Work required — Locate the lines of the listing below that hold "messi", then copy each of them.
======== Data provided
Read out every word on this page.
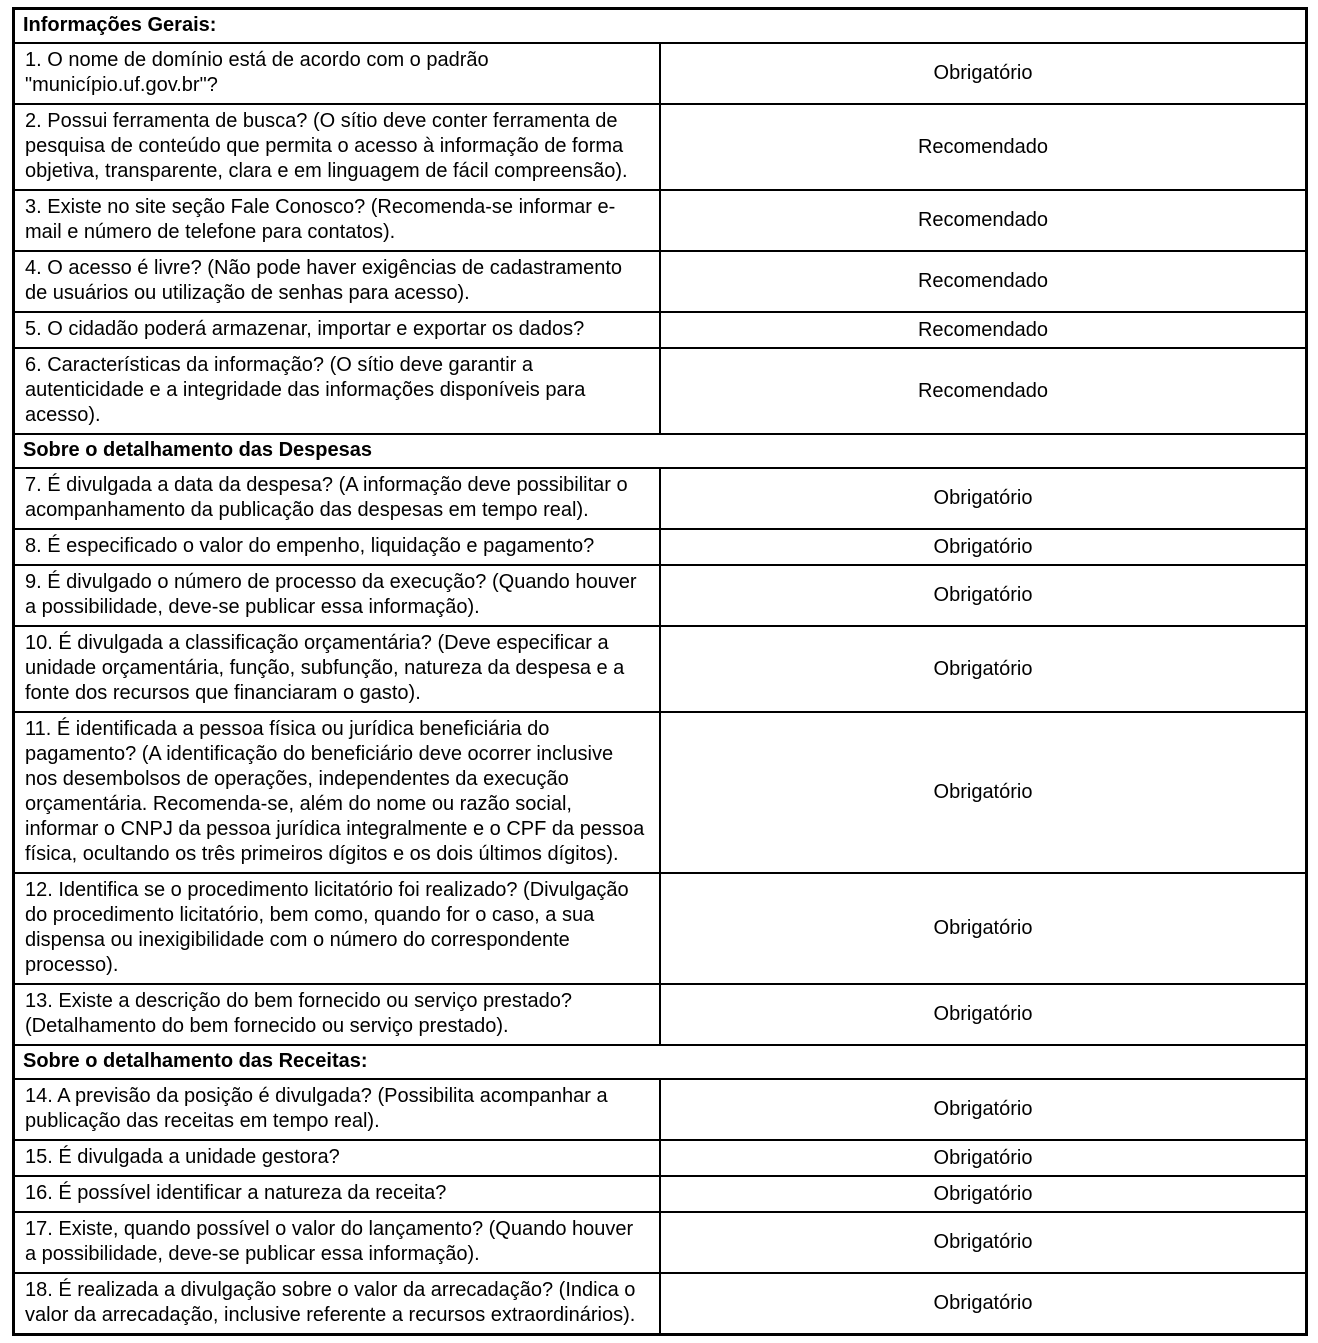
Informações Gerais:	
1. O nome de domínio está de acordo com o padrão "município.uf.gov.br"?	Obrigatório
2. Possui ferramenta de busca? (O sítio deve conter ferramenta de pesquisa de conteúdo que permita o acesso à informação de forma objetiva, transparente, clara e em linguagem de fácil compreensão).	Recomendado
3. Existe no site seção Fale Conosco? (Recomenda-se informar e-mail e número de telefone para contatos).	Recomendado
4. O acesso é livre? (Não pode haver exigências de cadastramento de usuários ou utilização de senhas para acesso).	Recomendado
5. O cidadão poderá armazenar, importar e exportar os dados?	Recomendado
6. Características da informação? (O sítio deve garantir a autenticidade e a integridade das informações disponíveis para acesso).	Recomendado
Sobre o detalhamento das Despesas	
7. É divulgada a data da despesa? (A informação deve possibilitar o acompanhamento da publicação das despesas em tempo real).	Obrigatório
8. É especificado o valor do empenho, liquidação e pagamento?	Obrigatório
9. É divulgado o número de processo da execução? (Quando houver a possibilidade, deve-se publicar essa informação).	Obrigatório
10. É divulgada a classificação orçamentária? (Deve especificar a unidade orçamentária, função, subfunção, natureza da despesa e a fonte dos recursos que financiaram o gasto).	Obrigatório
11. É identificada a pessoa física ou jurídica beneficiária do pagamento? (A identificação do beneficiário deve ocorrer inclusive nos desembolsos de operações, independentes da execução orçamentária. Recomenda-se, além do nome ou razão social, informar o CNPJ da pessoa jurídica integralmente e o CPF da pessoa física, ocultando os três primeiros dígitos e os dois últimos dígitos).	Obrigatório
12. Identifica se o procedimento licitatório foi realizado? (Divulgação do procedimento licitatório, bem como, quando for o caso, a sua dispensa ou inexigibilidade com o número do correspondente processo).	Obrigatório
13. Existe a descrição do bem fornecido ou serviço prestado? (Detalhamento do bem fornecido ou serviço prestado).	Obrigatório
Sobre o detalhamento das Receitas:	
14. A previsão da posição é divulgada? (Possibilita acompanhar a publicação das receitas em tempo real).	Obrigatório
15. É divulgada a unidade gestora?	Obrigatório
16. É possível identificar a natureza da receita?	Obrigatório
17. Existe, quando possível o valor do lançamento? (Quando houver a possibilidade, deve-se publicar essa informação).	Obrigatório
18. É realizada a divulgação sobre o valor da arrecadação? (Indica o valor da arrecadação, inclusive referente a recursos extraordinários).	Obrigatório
================
======== Data provided
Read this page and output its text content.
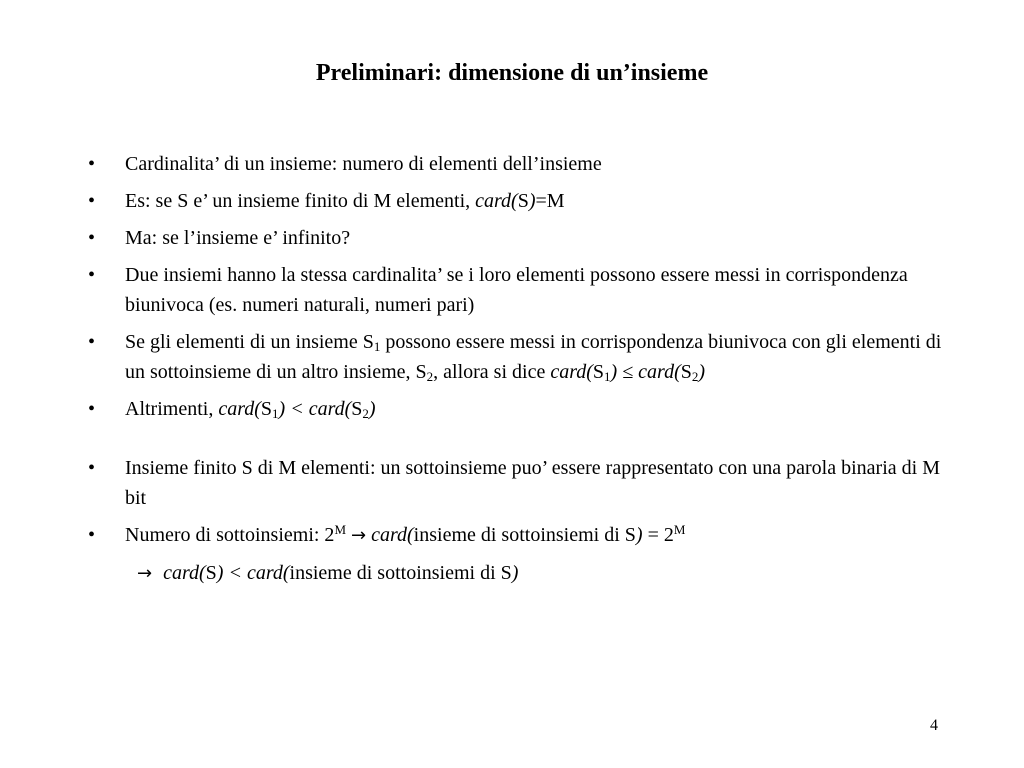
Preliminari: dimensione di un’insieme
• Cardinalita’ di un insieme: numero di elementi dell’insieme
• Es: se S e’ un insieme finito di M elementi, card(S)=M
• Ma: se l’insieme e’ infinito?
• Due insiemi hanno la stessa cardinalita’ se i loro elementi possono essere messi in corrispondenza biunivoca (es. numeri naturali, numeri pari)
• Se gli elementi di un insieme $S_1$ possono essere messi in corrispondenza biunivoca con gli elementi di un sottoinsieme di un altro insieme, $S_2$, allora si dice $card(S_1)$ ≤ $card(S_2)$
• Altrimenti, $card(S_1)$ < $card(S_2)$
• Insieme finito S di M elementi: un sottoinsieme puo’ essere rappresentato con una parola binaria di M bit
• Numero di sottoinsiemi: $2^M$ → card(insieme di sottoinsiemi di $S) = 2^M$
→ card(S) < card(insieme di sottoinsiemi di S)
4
================
======== Data provided
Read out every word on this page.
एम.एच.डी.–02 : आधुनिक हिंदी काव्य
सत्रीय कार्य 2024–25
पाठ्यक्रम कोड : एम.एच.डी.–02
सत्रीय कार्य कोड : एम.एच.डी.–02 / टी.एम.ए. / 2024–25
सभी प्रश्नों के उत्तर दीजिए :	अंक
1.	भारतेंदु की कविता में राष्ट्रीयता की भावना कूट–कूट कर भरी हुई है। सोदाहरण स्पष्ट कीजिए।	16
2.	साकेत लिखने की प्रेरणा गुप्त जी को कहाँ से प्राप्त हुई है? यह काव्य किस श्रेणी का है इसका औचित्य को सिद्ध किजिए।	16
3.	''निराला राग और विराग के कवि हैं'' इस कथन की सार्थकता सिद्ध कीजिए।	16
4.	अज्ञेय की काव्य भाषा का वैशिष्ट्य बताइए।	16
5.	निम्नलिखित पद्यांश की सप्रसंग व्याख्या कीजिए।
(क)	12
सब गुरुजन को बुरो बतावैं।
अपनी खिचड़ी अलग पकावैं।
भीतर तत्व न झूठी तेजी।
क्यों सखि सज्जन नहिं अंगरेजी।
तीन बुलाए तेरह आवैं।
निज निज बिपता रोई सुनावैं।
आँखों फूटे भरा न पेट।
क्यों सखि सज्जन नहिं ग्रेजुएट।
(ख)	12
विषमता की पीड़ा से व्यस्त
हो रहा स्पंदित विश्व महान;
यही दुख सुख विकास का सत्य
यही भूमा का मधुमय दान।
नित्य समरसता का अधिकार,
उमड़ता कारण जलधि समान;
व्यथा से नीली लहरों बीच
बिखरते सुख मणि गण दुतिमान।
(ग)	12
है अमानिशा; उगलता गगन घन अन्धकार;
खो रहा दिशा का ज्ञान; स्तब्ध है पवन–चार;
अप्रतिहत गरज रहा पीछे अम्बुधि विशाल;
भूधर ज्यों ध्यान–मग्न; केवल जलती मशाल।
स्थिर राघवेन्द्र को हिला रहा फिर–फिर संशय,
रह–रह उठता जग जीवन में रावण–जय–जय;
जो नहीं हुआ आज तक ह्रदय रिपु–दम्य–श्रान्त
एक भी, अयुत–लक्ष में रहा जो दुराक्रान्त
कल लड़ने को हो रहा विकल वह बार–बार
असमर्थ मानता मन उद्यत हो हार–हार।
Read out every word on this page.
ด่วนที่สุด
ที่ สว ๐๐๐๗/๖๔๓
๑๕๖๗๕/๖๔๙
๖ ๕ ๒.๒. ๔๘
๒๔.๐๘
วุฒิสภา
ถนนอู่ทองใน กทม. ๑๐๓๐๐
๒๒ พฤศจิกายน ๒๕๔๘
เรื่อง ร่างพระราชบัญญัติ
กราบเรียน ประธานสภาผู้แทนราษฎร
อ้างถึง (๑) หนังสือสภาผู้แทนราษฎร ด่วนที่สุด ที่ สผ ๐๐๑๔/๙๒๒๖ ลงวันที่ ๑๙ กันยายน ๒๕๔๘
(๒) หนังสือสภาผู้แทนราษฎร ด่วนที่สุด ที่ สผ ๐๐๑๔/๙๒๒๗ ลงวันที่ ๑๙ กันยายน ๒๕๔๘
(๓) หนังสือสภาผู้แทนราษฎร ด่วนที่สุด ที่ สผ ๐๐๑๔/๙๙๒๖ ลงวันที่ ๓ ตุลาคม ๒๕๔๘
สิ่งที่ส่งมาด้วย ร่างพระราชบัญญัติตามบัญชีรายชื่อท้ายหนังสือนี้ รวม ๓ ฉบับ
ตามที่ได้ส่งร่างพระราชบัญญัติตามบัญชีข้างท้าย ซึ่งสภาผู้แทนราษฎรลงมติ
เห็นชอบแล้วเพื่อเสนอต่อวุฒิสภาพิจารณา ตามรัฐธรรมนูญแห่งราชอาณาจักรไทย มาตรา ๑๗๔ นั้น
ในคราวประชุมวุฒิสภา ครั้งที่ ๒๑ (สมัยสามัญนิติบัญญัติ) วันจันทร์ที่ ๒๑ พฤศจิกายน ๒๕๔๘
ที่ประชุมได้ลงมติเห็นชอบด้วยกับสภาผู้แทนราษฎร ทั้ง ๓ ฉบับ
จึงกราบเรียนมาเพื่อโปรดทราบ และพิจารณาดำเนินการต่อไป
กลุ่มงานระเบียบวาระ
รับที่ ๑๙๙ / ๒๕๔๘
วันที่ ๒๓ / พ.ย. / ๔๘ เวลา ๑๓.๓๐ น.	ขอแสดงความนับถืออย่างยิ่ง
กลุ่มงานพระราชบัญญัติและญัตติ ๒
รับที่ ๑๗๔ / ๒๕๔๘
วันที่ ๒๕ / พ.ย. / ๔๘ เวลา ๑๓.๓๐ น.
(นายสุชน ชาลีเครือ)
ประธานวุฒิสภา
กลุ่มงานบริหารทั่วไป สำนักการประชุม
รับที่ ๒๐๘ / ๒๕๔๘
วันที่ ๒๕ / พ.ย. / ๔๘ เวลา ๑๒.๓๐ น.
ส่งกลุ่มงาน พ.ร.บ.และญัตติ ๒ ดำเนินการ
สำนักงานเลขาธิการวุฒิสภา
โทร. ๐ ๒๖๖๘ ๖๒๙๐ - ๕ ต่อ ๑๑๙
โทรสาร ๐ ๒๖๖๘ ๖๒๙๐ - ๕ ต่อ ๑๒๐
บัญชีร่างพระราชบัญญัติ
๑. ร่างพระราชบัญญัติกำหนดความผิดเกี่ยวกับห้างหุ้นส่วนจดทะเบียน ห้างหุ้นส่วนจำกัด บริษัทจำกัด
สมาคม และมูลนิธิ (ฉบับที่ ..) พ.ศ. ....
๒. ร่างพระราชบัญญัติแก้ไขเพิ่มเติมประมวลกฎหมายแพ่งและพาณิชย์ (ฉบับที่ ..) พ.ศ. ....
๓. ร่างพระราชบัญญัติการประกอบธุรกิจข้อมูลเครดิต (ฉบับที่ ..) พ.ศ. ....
================
Problem solution —
• Due insiemi hanno la stessa cardinalita’ se i loro elementi possono essere messi in corrispondenza biunivoca (es. numeri naturali, numeri pari)
• Se gli elementi di un insieme $S_1$ possono essere messi in corrispondenza biunivoca con gli elementi di un sottoinsieme di un altro insieme, $S_2$, allora si dice $card(S_1)$ ≤ $card(S_2)$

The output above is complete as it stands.